Reading text:
::::

The “N”-shaped non-unity curve of AY/X (Fig. 1d) indicates that the oscillation direction is not horizontally isotropic. Two possibilities can explain this anisotropy: one is contamination by a non-isotropic wavefield, such as by Rayleigh-waves and/or T-waves, and the other is strong horizontal anisotropy in the subsurface and/or installation. We confirmed the former is not likely because the “N”-shape appears even if we use only the earthquakes located near 45° back azimuth with respect to the X and Y axes. See Appendix for detail of this confirmation.

Figure 3 shows the θ dependence of AY/X, D1, and D2 at station N.S6N14. Note that the θ dependence of D1 and D2 has a 90° periodicity. The “N”-shaped amplitude spectral ratio is observed most clearly at θ = 0° (i.e., pairing of X and Y components). As expected from this clear “N”-shape, D1 has the largest value at θ = 0° and is much larger than D2.

Fig. 3
figure3

Rotation angle θ dependence of (a) average Y/X amplitude spectral ratio and (b) D1 (red circles) and D2 (black circles) values obtained for station N.S6N14. Red and thin black curves in a represent amplitude spectral ratios for θ = 0° and other rotation angles (–40°––10°, 10°–40°), respectively. Red dotted curves are logarithmic standard deviation of the Y/X amplitude spectral ratio for θ = 0°

We refer to the θ that gives the maximum D1 as θmax, and to corresponding D1 and D2 values as \({D}_{1\mathrm{max}}={D}_{1}\left({\theta }_{\mathrm{max}}\right)\) and \({D}_{2\mathrm{max}}={D}_{2}\left({\theta }_{\mathrm{max}}\right)\), respectively. Figure 4a shows a plot of θmax versus D1max and D2max for all the used S-net stations. Most of the large and statistically significant D1max values are observed at θmax = 0°. This result indicates that strong horizontal anisotropy of amplitude spectra tends to appear for the pair of along-cable (X) and perpendicular-to-cable (Y) components. Since the orientation of the cable is not related to topography or geological structure, the observed horizontal anisotropy of amplitude spectra is unlikely to arise from subsurface structures; instead, it reflects the installation of the pressure vessel at each station.

Fig. 4
figure4

Plot of θmax versus D1max (red circles) and D2max (black circles) for (a) S-net, b ETMC, c non-buried DONET1, and d buried DONET1 stations

In Fig. 5a, we map D1max using a color scale for all the used S-net stations. Stations with large D1max are located in relatively offshore regions, although not all offshore stations have large D1max. On the other hand, most of the near coast stations installed within grooves (orange triangles in Fig. 2a) have relatively small D1max values.

Fig. 5
figure5

Map of D1max for a S-net, b ETMC, c non-buried DONET1, and d buried DONET1 stations. Stations with D1max > 1.5D2max are shown by large circles. Bathymetric contour lines are drawn at 1000 m intervals

Figure 6a shows a plot of the installed water depth versus D1max and D2max for all the used S-net stations. D1max is smaller than D2max for most of S-net stations installed at water depths shallower than 1500 m (vertical dotted line), while a significant number of stations at water depths deeper than 1500 m have much larger D1max. This depth dependence occurs abruptly at the threshold depth of 1500 m. As described in Table 2, most of S-net stations at water depths shallower than 1500 m are installed within grooves dug in the seafloor. Therefore, this result indicates installation within a groove is related to the suppression of horizontal anisotropy of amplitude spectra.

::::

Data lines:
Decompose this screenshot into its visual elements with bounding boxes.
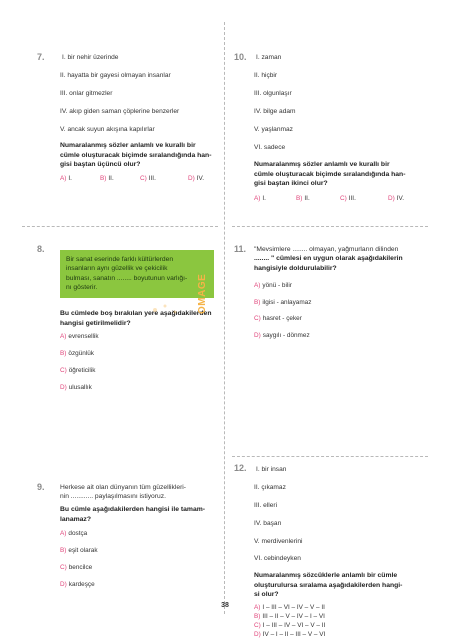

::::

What is expected: From the text on seafloor station anisotropy, return the passage between "Plot of θmax versus D1max (red" and "small D1max values.", inclusive, copied word for word.

Solution for this exercise:
Plot of θmax versus D1max (red circles) and D2max (black circles) for (a) S-net, b ETMC, c non-buried DONET1, and d buried DONET1 stations

In Fig. 5a, we map D1max using a color scale for all the used S-net stations. Stations with large D1max are located in relatively offshore regions, although not all offshore stations have large D1max. On the other hand, most of the near coast stations installed within grooves (orange triangles in Fig. 2a) have relatively small D1max values.